--- BEGIN RECORDS SUPPLIED ---

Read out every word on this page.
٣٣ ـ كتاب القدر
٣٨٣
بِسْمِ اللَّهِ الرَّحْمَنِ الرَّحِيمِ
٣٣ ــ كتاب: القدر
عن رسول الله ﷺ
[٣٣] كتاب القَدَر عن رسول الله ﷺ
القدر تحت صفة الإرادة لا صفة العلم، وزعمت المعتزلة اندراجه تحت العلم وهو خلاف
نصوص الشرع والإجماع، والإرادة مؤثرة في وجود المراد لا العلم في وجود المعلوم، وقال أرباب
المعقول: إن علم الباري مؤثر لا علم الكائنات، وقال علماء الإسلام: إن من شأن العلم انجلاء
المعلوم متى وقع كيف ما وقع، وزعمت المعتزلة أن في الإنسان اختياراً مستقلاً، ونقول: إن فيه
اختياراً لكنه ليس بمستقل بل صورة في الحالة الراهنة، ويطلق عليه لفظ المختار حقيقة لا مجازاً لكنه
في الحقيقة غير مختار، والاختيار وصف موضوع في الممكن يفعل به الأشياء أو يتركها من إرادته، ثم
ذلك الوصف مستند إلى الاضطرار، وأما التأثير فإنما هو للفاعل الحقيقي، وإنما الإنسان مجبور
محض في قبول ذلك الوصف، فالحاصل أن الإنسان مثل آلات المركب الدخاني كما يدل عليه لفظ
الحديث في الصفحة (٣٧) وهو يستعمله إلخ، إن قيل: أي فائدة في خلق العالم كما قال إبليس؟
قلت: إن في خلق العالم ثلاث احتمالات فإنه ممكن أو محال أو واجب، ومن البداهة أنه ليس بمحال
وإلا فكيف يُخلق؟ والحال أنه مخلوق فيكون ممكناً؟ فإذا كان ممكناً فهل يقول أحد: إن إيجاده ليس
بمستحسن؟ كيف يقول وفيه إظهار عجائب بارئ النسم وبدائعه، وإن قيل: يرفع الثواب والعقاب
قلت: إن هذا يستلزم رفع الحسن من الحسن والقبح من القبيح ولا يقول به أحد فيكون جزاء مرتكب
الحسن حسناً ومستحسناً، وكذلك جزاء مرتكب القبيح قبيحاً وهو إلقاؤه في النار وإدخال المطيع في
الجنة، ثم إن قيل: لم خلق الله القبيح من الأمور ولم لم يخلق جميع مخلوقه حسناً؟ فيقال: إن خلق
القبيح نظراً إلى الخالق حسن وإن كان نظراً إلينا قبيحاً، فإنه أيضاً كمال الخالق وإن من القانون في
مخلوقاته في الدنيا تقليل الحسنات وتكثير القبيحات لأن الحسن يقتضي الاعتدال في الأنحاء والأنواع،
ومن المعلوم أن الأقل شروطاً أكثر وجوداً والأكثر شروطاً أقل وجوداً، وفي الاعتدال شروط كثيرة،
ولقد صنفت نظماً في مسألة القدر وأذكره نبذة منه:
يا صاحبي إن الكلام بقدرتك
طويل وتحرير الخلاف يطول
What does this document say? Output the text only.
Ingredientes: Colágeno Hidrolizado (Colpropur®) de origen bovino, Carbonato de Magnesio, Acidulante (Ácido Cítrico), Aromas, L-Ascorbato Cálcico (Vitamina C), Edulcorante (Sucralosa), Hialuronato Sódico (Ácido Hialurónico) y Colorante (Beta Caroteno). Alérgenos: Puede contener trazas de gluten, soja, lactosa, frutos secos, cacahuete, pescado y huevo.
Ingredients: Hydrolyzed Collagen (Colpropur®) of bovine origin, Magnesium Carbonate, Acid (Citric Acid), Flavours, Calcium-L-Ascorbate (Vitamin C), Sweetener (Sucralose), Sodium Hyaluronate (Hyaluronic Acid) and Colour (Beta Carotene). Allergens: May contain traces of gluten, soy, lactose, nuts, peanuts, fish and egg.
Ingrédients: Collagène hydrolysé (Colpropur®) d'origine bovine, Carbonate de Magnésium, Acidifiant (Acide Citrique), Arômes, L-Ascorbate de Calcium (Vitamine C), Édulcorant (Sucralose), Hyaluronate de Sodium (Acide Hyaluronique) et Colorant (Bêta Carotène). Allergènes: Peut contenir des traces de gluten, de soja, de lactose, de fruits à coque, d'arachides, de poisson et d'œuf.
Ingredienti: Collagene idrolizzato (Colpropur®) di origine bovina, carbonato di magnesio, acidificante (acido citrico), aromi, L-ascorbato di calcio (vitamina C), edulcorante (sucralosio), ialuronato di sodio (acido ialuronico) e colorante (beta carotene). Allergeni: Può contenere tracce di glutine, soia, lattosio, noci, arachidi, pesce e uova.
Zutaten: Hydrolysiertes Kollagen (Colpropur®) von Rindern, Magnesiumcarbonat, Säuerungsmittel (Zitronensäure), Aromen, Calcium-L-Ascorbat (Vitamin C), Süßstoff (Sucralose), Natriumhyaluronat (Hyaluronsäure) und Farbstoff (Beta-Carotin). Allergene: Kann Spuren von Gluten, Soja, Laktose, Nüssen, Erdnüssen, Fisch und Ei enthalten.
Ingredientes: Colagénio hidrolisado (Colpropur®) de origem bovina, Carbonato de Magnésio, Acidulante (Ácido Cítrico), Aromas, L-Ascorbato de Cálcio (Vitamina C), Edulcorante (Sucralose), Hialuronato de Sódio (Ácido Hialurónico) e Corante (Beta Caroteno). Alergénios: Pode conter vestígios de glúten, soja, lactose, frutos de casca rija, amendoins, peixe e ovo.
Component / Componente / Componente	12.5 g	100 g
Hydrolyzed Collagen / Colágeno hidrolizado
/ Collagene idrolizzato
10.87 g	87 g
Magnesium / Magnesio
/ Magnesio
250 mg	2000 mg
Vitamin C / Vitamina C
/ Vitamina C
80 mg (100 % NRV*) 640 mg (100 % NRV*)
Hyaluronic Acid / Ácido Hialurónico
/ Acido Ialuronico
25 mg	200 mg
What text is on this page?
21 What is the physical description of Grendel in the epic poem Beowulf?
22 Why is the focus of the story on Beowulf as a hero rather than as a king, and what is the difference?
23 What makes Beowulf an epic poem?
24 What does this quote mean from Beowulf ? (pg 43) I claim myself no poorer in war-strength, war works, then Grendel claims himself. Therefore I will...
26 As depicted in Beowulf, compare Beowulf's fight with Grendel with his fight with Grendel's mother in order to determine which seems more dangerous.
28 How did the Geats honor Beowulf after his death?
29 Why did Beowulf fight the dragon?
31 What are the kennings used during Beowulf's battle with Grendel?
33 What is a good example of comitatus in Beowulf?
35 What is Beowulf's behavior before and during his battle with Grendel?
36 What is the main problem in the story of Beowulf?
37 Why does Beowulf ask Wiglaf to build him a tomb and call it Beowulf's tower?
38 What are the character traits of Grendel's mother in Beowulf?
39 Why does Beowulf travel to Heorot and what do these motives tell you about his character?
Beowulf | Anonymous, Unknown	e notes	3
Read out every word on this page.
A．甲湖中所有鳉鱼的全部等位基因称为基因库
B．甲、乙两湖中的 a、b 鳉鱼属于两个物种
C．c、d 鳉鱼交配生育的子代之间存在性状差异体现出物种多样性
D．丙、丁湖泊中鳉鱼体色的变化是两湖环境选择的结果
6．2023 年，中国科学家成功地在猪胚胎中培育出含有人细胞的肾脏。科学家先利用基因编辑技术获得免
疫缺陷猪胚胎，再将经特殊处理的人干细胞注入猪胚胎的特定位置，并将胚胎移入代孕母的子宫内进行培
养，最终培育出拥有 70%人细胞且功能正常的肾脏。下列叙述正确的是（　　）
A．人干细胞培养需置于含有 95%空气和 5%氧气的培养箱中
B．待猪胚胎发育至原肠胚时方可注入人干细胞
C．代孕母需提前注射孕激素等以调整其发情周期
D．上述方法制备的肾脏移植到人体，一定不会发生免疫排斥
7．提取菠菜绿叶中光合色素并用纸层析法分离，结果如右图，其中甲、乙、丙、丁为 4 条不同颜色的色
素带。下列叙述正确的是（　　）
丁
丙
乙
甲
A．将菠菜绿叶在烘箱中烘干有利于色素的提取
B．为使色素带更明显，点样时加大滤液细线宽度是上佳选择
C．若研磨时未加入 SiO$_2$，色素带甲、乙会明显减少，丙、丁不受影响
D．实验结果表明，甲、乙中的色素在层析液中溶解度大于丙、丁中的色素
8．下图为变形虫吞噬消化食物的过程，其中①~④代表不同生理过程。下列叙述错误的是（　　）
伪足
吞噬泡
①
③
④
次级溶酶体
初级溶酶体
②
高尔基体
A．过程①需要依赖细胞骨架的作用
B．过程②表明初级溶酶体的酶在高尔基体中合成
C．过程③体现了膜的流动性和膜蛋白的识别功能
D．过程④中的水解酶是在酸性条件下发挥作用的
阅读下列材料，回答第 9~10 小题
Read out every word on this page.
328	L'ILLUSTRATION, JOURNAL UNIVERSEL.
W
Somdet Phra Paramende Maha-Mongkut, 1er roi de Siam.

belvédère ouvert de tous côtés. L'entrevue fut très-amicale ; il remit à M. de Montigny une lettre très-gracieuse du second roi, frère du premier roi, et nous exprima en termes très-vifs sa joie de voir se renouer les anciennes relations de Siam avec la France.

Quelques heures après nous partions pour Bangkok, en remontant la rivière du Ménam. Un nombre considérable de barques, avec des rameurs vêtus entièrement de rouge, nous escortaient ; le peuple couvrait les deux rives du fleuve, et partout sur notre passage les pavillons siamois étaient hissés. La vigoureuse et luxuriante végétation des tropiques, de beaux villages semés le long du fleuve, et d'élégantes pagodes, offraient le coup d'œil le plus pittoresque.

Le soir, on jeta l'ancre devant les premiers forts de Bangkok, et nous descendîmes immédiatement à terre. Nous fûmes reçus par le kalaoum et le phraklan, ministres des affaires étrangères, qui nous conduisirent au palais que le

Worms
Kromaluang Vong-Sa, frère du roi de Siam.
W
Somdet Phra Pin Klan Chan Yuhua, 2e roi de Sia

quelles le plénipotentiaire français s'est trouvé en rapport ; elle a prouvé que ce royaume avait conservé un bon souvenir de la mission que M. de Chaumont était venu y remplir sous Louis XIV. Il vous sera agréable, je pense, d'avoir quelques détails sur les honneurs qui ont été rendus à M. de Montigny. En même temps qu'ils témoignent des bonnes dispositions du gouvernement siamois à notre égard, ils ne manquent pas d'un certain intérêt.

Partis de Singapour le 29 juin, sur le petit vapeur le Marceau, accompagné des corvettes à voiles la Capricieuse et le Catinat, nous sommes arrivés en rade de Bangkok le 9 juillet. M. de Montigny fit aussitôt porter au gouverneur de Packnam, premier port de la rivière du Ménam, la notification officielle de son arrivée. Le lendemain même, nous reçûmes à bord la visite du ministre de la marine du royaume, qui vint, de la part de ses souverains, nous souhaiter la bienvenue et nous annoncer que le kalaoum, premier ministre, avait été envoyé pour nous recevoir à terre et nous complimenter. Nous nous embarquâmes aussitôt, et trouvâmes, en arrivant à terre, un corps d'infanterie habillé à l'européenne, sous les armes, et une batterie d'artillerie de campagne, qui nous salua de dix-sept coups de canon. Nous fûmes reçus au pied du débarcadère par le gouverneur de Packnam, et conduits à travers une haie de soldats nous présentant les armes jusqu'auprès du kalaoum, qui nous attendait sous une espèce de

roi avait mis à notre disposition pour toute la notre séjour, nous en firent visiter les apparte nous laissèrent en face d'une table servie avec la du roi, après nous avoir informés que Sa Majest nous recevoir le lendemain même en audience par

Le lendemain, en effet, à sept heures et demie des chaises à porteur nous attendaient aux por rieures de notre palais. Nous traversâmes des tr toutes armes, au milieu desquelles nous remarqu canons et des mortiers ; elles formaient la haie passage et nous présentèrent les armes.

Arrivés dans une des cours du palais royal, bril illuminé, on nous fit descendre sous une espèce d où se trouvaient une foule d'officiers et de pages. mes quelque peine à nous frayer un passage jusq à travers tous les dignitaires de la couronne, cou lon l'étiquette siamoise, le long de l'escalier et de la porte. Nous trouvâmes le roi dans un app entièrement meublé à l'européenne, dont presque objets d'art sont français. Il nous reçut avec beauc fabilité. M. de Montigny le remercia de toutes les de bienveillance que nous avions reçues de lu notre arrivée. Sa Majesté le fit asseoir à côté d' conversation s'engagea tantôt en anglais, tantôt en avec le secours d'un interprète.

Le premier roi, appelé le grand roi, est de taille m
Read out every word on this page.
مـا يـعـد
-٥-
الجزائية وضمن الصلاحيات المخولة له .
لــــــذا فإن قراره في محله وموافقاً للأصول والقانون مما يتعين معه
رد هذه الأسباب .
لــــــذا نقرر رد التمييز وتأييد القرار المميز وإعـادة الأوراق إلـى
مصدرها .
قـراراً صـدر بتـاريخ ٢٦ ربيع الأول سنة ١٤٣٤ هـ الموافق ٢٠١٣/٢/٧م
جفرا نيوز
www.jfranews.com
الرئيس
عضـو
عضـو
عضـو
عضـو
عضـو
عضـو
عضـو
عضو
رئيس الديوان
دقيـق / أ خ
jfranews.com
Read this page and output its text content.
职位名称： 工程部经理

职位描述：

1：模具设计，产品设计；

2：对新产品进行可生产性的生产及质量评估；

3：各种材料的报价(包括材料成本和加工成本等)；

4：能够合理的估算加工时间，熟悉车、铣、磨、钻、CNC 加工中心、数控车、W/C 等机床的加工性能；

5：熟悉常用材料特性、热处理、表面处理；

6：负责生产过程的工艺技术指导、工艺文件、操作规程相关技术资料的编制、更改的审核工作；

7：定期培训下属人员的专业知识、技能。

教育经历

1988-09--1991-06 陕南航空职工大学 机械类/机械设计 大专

--- END RECORDS SUPPLIED ---

EXERCISE TASK. Lines in the records that hold the word "الله" are to be counted; give only the total.

RESULT FOR THIS TASK. 3